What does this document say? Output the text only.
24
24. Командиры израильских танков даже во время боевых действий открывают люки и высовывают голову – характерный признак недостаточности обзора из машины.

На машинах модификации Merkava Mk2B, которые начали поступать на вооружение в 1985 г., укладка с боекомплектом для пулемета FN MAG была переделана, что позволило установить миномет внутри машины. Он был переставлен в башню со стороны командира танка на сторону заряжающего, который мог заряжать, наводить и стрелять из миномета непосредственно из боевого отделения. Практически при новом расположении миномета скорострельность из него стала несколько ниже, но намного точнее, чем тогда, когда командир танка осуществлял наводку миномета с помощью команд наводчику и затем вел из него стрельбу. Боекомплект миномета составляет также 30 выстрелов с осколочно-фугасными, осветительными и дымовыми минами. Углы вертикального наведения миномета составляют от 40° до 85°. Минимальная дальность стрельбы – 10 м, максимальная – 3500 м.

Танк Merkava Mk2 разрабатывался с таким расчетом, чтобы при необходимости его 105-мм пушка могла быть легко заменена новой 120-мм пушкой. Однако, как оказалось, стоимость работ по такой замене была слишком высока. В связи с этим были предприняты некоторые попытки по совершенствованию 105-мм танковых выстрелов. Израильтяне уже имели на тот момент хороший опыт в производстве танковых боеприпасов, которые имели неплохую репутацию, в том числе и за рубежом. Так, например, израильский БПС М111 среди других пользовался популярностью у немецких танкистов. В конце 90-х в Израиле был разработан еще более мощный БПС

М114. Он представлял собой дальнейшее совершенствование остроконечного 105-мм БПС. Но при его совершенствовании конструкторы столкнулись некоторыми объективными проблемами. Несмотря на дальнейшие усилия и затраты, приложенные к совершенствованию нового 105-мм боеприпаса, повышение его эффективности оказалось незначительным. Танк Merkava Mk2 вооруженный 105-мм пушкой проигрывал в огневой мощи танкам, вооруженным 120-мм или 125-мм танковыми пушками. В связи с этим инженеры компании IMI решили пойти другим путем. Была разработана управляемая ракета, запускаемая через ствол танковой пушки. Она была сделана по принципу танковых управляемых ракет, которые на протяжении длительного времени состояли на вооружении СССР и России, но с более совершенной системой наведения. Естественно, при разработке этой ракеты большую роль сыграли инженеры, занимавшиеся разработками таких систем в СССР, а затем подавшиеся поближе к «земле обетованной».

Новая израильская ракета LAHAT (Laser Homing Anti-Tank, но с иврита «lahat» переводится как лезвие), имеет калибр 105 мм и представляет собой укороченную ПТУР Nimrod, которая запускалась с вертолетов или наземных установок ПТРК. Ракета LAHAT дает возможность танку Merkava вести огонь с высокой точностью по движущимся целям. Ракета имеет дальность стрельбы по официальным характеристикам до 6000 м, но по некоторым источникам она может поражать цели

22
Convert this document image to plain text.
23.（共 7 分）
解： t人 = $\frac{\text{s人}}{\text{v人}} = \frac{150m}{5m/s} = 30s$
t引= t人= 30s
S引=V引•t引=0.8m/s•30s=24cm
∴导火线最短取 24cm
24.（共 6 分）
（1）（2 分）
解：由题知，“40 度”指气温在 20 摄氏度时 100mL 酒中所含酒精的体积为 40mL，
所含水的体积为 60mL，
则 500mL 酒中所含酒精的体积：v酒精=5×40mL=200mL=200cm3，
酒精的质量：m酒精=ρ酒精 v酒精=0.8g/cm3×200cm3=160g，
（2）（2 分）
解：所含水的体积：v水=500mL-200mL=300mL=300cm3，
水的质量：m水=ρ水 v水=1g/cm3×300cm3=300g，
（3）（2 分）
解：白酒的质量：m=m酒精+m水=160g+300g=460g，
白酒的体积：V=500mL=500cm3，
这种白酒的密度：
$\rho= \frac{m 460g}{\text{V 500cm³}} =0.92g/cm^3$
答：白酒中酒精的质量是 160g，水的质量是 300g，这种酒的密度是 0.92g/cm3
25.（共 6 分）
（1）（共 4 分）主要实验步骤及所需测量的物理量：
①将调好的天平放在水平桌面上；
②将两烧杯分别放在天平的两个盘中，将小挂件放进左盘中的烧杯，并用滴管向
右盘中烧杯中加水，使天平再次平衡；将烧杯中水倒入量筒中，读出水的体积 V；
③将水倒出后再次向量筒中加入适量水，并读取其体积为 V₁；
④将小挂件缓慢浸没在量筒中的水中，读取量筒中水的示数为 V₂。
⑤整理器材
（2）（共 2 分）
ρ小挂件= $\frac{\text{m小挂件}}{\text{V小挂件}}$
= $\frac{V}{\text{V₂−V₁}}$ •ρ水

________________

== EXERCISE GOAL ==
What is the number of lines in the data above that include the word "document"? Answer with that number only.

== FINAL RESULT ==
2